Task details: Reproduce the rows word for word, starting at the first line and ending at the line that contains "144, 172, 165]", with both of those lines included.

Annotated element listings
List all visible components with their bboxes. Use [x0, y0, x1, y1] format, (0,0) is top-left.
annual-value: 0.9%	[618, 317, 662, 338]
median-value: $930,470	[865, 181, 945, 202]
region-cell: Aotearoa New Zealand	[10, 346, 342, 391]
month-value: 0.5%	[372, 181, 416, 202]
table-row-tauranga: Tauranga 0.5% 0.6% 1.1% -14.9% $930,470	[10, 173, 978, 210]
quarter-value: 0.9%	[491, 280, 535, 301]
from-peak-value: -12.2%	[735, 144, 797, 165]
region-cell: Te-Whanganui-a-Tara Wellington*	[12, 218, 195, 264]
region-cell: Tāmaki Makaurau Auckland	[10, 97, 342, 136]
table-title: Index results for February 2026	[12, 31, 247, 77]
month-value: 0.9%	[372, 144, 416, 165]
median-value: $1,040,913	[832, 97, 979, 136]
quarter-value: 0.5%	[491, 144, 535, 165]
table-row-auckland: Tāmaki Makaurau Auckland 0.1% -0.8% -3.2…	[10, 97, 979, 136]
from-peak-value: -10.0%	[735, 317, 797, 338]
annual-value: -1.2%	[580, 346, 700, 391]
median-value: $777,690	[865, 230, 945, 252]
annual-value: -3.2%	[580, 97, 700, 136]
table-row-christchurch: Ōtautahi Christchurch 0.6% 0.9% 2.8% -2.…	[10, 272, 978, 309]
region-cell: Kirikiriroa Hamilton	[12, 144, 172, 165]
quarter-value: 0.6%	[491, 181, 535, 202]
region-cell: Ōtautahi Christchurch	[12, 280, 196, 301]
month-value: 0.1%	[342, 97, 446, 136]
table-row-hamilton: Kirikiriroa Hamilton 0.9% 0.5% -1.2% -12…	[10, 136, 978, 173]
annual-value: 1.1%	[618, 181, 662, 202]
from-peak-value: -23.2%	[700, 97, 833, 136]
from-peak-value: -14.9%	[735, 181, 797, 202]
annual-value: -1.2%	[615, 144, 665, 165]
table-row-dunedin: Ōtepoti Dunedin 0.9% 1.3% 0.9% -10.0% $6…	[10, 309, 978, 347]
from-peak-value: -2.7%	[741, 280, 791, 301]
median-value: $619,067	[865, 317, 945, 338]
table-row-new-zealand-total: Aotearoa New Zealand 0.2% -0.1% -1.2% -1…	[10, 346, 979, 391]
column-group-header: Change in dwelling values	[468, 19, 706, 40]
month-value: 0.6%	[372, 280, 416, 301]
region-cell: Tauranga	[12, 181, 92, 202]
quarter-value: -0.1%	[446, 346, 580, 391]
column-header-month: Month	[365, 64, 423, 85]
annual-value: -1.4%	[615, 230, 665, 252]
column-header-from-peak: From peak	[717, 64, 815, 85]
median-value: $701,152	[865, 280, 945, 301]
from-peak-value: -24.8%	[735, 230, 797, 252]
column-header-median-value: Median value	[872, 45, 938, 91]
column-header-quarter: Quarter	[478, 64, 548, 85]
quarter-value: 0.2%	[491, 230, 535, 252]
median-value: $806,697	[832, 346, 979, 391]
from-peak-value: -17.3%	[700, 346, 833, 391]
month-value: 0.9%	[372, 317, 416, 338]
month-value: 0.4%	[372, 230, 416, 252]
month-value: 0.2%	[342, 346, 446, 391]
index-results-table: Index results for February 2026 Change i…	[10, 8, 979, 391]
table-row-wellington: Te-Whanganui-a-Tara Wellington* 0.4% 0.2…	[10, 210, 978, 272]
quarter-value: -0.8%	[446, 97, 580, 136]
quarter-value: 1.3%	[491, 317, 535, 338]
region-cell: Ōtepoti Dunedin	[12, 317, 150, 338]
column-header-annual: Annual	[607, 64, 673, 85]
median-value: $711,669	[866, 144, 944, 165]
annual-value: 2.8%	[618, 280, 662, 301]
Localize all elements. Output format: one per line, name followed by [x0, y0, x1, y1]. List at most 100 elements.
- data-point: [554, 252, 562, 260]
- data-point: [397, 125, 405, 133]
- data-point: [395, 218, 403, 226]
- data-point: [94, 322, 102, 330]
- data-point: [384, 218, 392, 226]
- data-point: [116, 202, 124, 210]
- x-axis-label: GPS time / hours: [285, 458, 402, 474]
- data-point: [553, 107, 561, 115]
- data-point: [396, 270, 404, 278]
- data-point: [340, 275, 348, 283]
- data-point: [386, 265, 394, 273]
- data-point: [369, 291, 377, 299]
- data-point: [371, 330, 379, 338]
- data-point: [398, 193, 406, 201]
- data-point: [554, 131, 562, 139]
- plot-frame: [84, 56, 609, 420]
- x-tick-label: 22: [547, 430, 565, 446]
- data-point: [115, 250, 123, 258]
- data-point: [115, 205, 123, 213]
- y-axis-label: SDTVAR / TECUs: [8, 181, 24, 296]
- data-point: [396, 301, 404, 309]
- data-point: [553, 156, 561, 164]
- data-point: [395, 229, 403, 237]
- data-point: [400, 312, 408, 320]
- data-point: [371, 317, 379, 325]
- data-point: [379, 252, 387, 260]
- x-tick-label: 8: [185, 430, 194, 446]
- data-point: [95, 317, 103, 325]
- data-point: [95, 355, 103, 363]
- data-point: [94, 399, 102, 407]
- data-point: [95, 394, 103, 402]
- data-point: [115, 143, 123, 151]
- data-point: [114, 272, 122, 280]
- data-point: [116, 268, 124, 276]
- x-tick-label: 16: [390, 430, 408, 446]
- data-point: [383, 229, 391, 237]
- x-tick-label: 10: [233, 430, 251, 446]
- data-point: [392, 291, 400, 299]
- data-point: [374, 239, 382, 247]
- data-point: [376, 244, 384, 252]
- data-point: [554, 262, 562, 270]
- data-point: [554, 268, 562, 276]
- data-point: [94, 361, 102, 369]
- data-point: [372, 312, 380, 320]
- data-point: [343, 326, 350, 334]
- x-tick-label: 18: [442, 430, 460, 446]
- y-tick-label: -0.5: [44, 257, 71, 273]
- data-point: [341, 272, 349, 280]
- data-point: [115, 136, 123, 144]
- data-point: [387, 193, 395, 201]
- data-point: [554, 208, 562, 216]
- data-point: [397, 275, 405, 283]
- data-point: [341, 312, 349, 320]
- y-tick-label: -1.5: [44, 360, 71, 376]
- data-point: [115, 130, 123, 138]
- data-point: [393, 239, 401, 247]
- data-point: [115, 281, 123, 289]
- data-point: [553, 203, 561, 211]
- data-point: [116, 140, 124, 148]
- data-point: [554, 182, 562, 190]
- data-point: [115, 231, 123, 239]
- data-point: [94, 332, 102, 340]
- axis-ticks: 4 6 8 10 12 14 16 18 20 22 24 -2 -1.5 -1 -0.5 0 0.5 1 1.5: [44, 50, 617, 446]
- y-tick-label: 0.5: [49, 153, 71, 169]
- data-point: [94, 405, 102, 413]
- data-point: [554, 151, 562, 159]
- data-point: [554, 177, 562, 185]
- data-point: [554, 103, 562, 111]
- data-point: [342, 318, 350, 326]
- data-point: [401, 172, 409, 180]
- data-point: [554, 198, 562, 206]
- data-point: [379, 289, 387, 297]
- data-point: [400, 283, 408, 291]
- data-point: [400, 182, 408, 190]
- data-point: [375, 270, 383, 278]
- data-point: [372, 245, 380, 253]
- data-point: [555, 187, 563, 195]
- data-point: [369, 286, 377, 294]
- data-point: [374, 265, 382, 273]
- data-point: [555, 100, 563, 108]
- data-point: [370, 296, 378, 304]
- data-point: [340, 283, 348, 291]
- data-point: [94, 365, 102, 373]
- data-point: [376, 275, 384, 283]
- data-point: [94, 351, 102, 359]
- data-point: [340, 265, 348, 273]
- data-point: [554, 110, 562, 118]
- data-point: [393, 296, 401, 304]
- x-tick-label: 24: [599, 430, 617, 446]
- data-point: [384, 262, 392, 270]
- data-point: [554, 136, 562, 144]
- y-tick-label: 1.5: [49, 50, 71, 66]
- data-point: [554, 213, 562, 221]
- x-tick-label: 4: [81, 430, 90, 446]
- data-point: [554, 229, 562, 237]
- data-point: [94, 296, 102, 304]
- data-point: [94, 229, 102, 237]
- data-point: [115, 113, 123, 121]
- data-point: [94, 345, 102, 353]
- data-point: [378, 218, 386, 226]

Response for this exercise:
List all visible components with their bboxes. Use [x0, y0, x1, y1] format, (0,0) is top-left.
annual-value: 0.9%	[618, 317, 662, 338]
median-value: $930,470	[865, 181, 945, 202]
region-cell: Aotearoa New Zealand	[10, 346, 342, 391]
month-value: 0.5%	[372, 181, 416, 202]
table-row-tauranga: Tauranga 0.5% 0.6% 1.1% -14.9% $930,470	[10, 173, 978, 210]
quarter-value: 0.9%	[491, 280, 535, 301]
from-peak-value: -12.2%	[735, 144, 797, 165]
region-cell: Te-Whanganui-a-Tara Wellington*	[12, 218, 195, 264]
region-cell: Tāmaki Makaurau Auckland	[10, 97, 342, 136]
table-title: Index results for February 2026	[12, 31, 247, 77]
month-value: 0.9%	[372, 144, 416, 165]
median-value: $1,040,913	[832, 97, 979, 136]
quarter-value: 0.5%	[491, 144, 535, 165]
table-row-auckland: Tāmaki Makaurau Auckland 0.1% -0.8% -3.2…	[10, 97, 979, 136]
from-peak-value: -10.0%	[735, 317, 797, 338]
annual-value: -1.2%	[580, 346, 700, 391]
median-value: $777,690	[865, 230, 945, 252]
annual-value: -3.2%	[580, 97, 700, 136]
table-row-christchurch: Ōtautahi Christchurch 0.6% 0.9% 2.8% -2.…	[10, 272, 978, 309]
region-cell: Kirikiriroa Hamilton	[12, 144, 172, 165]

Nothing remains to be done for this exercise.